--- START GIVEN ENTRIES ---
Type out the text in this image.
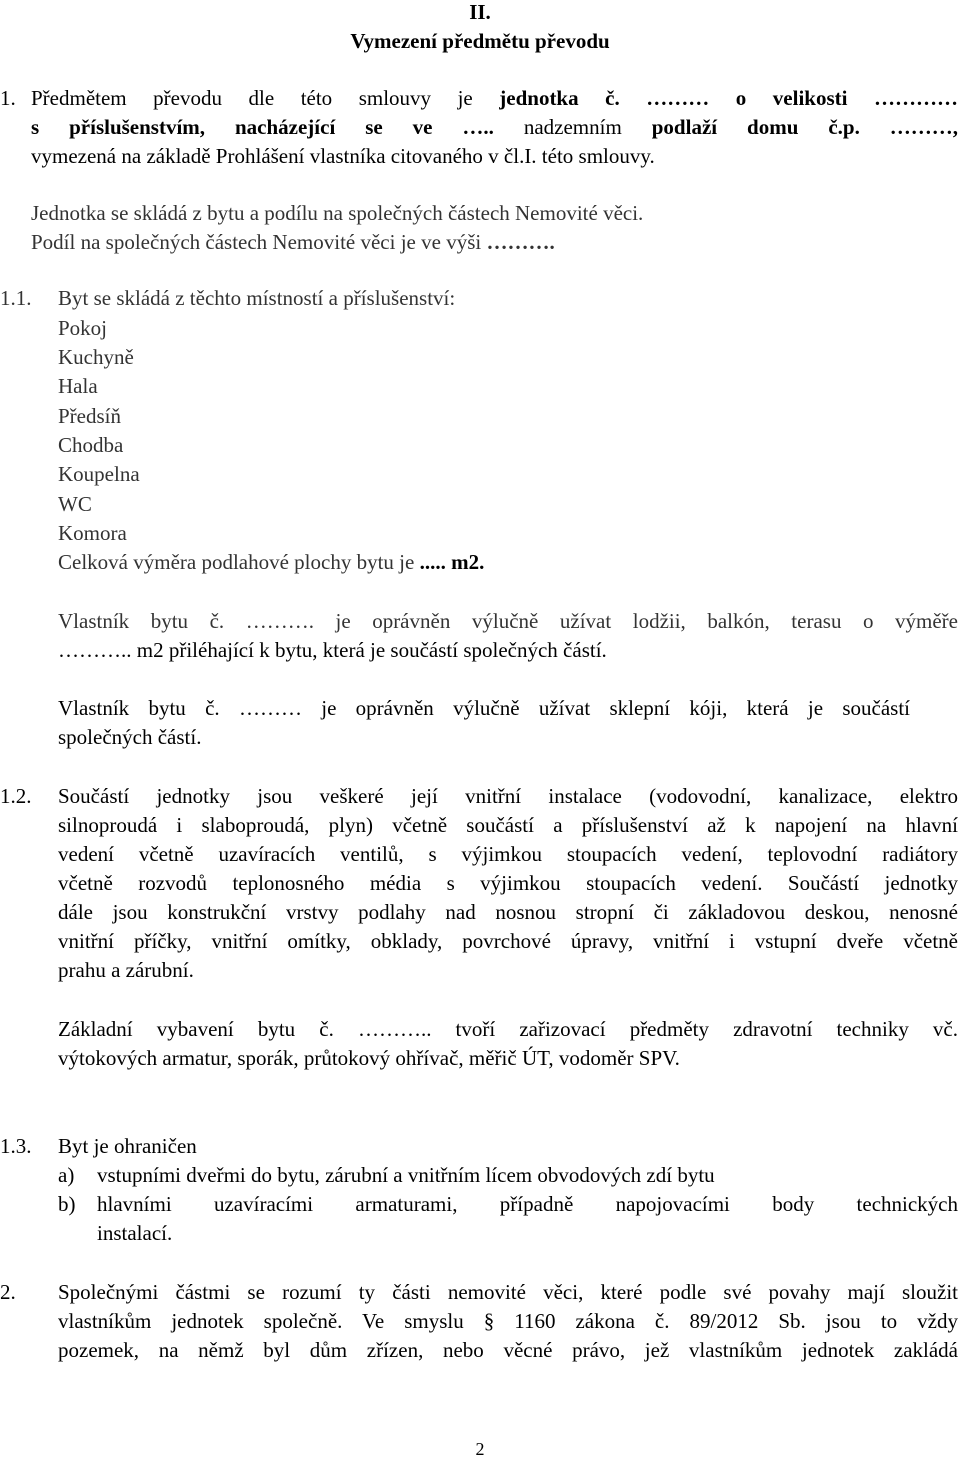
II.
Vymezení předmětu převodu
1. Předmětem převodu dle této smlouvy je jednotka č. ……… o velikosti …………
s příslušenstvím, nacházející se ve ….. nadzemním podlaží domu č.p. ………,
vymezená na základě Prohlášení vlastníka citovaného v čl.I. této smlouvy.
Jednotka se skládá z bytu a podílu na společných částech Nemovité věci.
Podíl na společných částech Nemovité věci je ve výši ……….
1.1. Byt se skládá z těchto místností a příslušenství:
Pokoj
Kuchyně
Hala
Předsíň
Chodba
Koupelna
WC
Komora
Celková výměra podlahové plochy bytu je ..... m2.
Vlastník bytu č. ………. je oprávněn výlučně užívat lodžii, balkón, terasu o výměře
……….. m2 přiléhající k bytu, která je součástí společných částí.
Vlastník bytu č. ……… je oprávněn výlučně užívat sklepní kóji, která je součástí
společných částí.
1.2. Součástí jednotky jsou veškeré její vnitřní instalace (vodovodní, kanalizace, elektro
silnoproudá i slaboproudá, plyn) včetně součástí a příslušenství až k napojení na hlavní
vedení včetně uzavíracích ventilů, s výjimkou stoupacích vedení, teplovodní radiátory
včetně rozvodů teplonosného média s výjimkou stoupacích vedení. Součástí jednotky
dále jsou konstrukční vrstvy podlahy nad nosnou stropní či základovou deskou, nenosné
vnitřní příčky, vnitřní omítky, obklady, povrchové úpravy, vnitřní i vstupní dveře včetně
prahu a zárubní.
Základní vybavení bytu č. ……….. tvoří zařizovací předměty zdravotní techniky vč.
výtokových armatur, sporák, průtokový ohřívač, měřič ÚT, vodoměr SPV.
1.3. Byt je ohraničen
a) vstupními dveřmi do bytu, zárubní a vnitřním lícem obvodových zdí bytu
b) hlavními uzavíracími armaturami, případně napojovacími body technických
instalací.
2. Společnými částmi se rozumí ty části nemovité věci, které podle své povahy mají sloužit
vlastníkům jednotek společně. Ve smyslu § 1160 zákona č. 89/2012 Sb. jsou to vždy
pozemek, na němž byl dům zřízen, nebo věcné právo, jež vlastníkům jednotek zakládá
2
--- END GIVEN ENTRIES ---
WORK TO COMPLETE ::
Where a line in the entries holds "stoupacích", copy that line.

RESPONSE TO THIS EXERCISE ::
vedení včetně uzavíracích ventilů, s výjimkou stoupacích vedení, teplovodní radiátory
včetně rozvodů teplonosného média s výjimkou stoupacích vedení. Součástí jednotky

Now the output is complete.